WHAT YOU WILL DO — Count the lines that include the string "Record", and give only that number.

EXCERPTED DATA —
:::
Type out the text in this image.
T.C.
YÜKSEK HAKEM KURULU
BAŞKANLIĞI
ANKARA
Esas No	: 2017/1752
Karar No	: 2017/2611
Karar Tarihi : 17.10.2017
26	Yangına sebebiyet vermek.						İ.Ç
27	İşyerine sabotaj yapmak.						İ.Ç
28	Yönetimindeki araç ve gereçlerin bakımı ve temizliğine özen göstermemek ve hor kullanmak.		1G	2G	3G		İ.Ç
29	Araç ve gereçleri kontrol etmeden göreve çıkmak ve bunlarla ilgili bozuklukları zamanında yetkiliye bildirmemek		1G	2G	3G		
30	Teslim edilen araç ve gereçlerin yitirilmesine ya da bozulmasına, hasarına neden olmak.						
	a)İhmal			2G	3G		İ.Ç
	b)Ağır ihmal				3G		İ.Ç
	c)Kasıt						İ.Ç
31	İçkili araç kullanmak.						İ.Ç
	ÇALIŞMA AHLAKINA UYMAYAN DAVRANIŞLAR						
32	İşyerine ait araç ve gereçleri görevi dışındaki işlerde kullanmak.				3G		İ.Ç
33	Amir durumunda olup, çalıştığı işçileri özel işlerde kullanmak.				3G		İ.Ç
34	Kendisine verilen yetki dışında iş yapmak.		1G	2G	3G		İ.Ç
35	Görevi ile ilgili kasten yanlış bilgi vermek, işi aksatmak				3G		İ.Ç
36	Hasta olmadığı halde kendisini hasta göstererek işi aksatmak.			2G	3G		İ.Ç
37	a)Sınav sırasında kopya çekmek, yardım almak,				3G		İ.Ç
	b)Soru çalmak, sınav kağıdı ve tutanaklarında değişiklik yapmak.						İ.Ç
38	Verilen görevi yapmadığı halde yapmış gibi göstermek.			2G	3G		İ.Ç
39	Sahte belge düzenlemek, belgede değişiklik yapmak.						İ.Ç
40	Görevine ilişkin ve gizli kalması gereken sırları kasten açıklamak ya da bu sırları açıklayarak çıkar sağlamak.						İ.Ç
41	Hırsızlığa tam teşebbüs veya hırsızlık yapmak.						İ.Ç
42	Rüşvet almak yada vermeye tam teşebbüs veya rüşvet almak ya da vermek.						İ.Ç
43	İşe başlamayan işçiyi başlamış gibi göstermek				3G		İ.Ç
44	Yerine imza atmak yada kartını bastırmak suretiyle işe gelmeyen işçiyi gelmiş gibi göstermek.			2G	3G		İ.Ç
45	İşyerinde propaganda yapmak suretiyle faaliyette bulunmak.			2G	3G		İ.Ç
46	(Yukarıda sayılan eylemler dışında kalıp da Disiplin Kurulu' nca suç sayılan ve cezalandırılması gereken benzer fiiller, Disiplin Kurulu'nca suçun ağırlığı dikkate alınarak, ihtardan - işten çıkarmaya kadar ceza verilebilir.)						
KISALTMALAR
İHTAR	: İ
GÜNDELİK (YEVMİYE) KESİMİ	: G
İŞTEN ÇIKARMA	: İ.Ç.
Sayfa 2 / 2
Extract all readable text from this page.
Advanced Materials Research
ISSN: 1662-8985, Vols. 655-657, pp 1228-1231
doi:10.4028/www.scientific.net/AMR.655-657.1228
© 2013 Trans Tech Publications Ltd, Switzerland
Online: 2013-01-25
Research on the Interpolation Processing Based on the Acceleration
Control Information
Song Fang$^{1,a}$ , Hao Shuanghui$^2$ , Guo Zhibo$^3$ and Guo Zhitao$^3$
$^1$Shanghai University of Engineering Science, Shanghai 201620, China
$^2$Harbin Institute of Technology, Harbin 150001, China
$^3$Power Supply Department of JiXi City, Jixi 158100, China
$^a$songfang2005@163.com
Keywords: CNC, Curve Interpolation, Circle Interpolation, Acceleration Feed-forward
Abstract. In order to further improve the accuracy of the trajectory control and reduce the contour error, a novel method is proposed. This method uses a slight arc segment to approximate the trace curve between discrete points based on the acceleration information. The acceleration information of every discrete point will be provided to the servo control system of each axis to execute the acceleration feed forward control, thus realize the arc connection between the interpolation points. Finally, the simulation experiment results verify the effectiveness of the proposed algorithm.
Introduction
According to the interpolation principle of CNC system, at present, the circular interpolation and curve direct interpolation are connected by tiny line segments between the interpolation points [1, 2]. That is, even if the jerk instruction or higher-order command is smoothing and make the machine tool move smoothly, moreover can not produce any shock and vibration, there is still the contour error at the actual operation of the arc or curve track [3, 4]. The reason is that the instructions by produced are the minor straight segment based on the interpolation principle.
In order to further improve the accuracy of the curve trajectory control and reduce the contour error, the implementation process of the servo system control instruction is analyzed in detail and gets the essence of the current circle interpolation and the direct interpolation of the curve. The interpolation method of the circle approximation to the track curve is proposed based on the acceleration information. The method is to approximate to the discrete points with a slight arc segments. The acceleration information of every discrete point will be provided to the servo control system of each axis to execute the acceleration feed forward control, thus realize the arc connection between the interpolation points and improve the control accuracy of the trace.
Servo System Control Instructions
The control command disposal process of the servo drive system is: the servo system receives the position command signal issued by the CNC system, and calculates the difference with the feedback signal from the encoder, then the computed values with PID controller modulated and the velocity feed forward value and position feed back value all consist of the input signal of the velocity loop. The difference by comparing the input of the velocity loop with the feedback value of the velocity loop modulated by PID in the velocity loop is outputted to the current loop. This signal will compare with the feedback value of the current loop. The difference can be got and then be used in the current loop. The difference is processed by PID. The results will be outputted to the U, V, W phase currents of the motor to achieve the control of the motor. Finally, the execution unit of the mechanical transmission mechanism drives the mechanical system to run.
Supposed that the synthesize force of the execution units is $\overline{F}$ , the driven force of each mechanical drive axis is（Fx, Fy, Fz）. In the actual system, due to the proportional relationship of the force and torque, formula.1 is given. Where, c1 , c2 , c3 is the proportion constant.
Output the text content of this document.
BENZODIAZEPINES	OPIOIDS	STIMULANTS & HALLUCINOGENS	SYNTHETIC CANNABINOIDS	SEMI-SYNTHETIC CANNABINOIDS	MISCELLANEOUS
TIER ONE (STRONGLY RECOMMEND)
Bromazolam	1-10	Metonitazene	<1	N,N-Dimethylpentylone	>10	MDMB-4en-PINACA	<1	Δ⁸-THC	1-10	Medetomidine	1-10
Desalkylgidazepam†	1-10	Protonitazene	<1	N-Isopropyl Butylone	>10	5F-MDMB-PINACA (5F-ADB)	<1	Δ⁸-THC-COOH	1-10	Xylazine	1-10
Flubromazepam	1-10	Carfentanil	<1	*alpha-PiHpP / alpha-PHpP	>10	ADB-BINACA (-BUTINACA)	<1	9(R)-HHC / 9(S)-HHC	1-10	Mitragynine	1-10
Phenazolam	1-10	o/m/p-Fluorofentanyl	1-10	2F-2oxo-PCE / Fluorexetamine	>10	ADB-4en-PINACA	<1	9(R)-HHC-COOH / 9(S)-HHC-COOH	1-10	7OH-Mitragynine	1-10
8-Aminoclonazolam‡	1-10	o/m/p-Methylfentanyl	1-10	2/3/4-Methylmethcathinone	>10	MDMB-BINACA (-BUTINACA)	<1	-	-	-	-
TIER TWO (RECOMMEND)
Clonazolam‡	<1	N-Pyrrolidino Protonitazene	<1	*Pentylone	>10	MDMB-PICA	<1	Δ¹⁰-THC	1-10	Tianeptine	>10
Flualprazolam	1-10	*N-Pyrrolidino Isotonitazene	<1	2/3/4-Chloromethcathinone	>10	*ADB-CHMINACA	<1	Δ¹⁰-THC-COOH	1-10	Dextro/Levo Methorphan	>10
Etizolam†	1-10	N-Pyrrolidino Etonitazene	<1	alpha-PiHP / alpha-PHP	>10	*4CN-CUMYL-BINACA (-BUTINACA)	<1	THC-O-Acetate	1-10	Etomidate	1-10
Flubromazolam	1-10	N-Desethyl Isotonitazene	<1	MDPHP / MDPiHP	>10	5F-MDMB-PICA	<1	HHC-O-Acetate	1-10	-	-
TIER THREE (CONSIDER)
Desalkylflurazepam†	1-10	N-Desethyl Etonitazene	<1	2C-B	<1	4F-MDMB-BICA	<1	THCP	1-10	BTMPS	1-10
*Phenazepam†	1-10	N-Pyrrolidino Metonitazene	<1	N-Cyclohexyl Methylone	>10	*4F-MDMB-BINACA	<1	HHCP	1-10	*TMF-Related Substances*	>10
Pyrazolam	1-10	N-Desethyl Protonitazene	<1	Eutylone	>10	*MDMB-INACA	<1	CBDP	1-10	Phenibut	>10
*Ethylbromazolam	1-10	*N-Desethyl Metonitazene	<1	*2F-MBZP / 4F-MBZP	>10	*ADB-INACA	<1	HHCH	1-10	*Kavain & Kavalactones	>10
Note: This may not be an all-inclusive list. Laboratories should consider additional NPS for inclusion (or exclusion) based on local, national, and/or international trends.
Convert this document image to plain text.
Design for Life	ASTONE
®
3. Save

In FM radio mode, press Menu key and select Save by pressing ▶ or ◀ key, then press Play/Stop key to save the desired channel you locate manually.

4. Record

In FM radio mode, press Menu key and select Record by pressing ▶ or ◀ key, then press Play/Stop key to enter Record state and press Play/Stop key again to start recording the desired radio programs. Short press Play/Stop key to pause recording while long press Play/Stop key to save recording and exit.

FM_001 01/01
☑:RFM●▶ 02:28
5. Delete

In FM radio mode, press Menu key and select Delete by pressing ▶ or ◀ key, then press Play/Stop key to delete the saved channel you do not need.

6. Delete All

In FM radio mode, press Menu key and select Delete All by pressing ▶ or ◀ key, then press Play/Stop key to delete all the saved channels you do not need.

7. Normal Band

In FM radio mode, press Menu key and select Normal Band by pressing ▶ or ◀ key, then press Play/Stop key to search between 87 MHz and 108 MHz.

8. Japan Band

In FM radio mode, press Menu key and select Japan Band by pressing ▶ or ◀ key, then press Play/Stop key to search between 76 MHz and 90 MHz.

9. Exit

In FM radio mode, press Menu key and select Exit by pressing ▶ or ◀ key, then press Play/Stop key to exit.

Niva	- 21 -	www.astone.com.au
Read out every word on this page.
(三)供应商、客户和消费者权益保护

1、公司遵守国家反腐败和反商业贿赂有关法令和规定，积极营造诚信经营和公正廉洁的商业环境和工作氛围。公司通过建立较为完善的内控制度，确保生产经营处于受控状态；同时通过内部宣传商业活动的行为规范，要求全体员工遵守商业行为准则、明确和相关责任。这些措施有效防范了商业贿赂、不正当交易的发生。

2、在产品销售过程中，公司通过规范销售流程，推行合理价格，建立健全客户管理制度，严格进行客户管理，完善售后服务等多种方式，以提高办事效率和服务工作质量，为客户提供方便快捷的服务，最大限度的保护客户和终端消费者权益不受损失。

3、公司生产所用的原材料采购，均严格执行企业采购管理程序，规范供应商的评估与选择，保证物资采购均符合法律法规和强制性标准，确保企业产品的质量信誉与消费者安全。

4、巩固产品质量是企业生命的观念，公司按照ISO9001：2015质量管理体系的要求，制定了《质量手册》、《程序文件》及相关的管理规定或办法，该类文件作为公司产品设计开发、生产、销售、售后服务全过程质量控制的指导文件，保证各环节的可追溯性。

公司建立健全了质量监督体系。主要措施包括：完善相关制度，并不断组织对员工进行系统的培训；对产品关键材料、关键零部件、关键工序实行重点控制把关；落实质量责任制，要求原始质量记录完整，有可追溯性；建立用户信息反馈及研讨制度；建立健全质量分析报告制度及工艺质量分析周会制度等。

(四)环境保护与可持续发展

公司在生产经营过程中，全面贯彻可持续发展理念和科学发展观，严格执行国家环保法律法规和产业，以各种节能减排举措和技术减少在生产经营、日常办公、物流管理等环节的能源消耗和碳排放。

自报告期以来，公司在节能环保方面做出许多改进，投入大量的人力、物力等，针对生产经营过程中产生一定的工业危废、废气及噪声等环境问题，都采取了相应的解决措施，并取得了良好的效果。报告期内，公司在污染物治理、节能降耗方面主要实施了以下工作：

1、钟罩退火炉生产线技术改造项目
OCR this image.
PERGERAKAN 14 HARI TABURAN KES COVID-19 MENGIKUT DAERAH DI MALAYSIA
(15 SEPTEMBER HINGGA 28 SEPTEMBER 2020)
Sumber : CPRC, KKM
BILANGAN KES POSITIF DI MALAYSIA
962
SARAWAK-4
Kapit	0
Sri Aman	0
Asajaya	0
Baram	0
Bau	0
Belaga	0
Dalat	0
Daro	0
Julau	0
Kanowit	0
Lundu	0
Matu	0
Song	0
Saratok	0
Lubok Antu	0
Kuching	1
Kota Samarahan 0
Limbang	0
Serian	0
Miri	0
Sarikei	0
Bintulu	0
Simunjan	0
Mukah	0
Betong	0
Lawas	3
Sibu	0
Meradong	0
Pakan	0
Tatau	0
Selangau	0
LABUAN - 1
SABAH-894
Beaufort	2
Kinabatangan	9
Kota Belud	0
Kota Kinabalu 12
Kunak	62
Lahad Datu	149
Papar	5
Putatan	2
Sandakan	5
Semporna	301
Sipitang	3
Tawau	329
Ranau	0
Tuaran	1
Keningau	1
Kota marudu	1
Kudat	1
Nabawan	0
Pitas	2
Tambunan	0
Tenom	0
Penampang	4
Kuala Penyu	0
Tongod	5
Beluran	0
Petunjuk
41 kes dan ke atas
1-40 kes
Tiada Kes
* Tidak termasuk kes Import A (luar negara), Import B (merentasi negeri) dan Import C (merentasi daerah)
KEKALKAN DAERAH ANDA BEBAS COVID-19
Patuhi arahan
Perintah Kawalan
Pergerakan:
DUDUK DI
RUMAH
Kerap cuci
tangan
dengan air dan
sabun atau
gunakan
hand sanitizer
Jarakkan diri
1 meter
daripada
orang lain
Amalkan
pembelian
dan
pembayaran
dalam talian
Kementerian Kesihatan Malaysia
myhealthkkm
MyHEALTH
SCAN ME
:::
FINISHED EXERCISE — 2